Figure record listings:
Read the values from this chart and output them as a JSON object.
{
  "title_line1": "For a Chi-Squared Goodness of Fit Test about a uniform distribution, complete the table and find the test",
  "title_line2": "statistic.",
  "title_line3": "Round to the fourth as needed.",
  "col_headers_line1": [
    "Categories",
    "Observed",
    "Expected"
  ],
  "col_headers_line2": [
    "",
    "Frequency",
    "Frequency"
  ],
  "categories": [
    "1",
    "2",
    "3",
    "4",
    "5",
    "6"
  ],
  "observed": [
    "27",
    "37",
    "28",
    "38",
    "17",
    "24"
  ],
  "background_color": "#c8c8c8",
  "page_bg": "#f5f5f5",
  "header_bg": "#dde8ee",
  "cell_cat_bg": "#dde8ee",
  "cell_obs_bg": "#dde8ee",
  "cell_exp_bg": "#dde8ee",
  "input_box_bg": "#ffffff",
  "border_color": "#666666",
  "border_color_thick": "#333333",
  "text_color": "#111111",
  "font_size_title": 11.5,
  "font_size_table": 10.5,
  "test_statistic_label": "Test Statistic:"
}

> _Instruction_:
Using the data above, print every record exactly as shown.

> _Answer to the problem_:
Read the values from this chart and output them as a JSON object.
{
  "title_line1": "For a Chi-Squared Goodness of Fit Test about a uniform distribution, complete the table and find the test",
  "title_line2": "statistic.",
  "title_line3": "Round to the fourth as needed.",
  "col_headers_line1": [
    "Categories",
    "Observed",
    "Expected"
  ],
  "col_headers_line2": [
    "",
    "Frequency",
    "Frequency"
  ],
  "categories": [
    "1",
    "2",
    "3",
    "4",
    "5",
    "6"
  ],
  "observed": [
    "27",
    "37",
    "28",
    "38",
    "17",
    "24"
  ],
  "background_color": "#c8c8c8",
  "page_bg": "#f5f5f5",
  "header_bg": "#dde8ee",
  "cell_cat_bg": "#dde8ee",
  "cell_obs_bg": "#dde8ee",
  "cell_exp_bg": "#dde8ee",
  "input_box_bg": "#ffffff",
  "border_color": "#666666",
  "border_color_thick": "#333333",
  "text_color": "#111111",
  "font_size_title": 11.5,
  "font_size_table": 10.5,
  "test_statistic_label": "Test Statistic:"
}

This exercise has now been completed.